§ **Your objective**
Without the pictures, reproduce the records that follow exactly.
** START OF Records supplied **
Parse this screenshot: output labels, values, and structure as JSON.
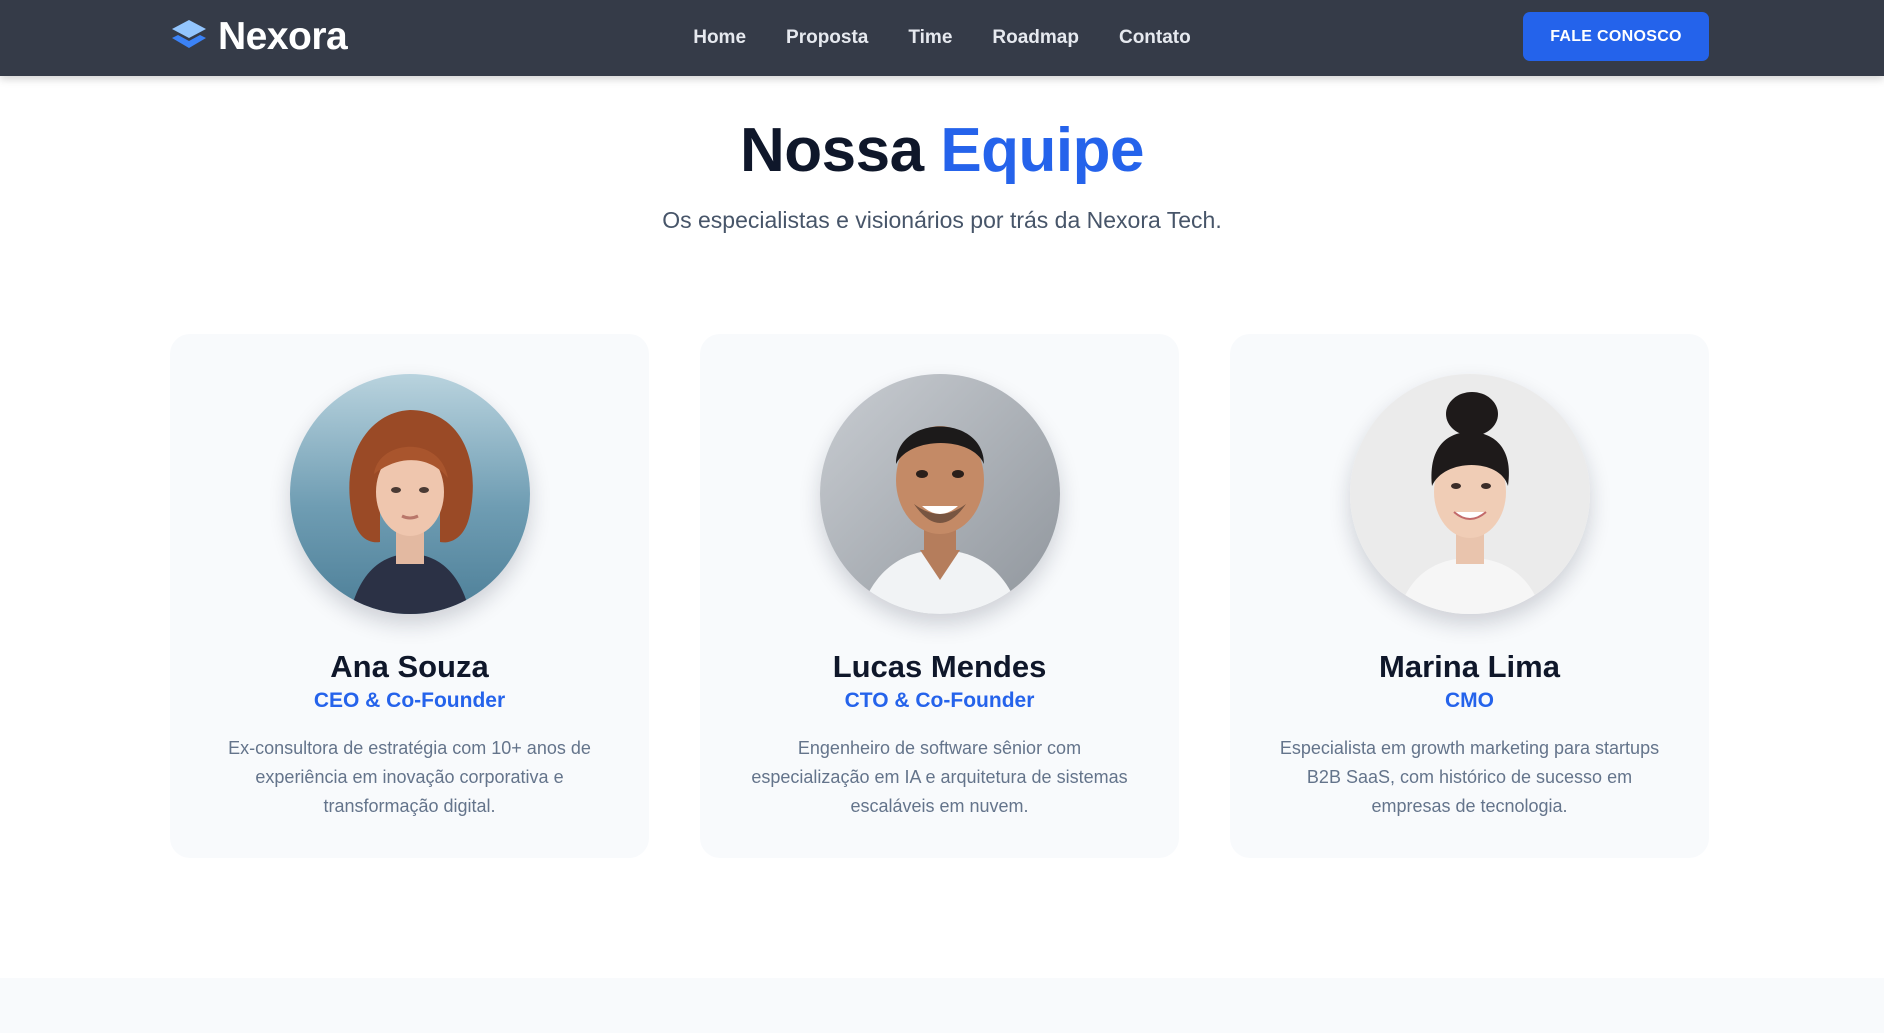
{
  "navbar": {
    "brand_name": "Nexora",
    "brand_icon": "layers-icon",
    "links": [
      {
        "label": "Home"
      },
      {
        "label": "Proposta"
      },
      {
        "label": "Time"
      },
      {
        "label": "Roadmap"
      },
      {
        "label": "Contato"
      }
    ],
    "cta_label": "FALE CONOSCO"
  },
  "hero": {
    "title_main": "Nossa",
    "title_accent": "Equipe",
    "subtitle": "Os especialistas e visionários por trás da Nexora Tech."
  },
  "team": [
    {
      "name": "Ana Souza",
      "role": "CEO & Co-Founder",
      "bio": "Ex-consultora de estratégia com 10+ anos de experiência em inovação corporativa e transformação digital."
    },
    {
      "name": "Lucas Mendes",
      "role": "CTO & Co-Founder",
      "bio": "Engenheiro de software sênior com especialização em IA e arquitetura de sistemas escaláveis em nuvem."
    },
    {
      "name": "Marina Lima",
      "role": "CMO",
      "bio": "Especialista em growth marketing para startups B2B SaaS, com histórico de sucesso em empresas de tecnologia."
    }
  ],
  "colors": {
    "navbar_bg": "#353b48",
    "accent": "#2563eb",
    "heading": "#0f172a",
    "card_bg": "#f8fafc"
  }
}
** END OF Records supplied **
§ **Reply to the task**
Parse this screenshot: output labels, values, and structure as JSON.
{
  "navbar": {
    "brand_name": "Nexora",
    "brand_icon": "layers-icon",
    "links": [
      {
        "label": "Home"
      },
      {
        "label": "Proposta"
      },
      {
        "label": "Time"
      },
      {
        "label": "Roadmap"
      },
      {
        "label": "Contato"
      }
    ],
    "cta_label": "FALE CONOSCO"
  },
  "hero": {
    "title_main": "Nossa",
    "title_accent": "Equipe",
    "subtitle": "Os especialistas e visionários por trás da Nexora Tech."
  },
  "team": [
    {
      "name": "Ana Souza",
      "role": "CEO & Co-Founder",
      "bio": "Ex-consultora de estratégia com 10+ anos de experiência em inovação corporativa e transformação digital."
    },
    {
      "name": "Lucas Mendes",
      "role": "CTO & Co-Founder",
      "bio": "Engenheiro de software sênior com especialização em IA e arquitetura de sistemas escaláveis em nuvem."
    },
    {
      "name": "Marina Lima",
      "role": "CMO",
      "bio": "Especialista em growth marketing para startups B2B SaaS, com histórico de sucesso em empresas de tecnologia."
    }
  ],
  "colors": {
    "navbar_bg": "#353b48",
    "accent": "#2563eb",
    "heading": "#0f172a",
    "card_bg": "#f8fafc"
  }
}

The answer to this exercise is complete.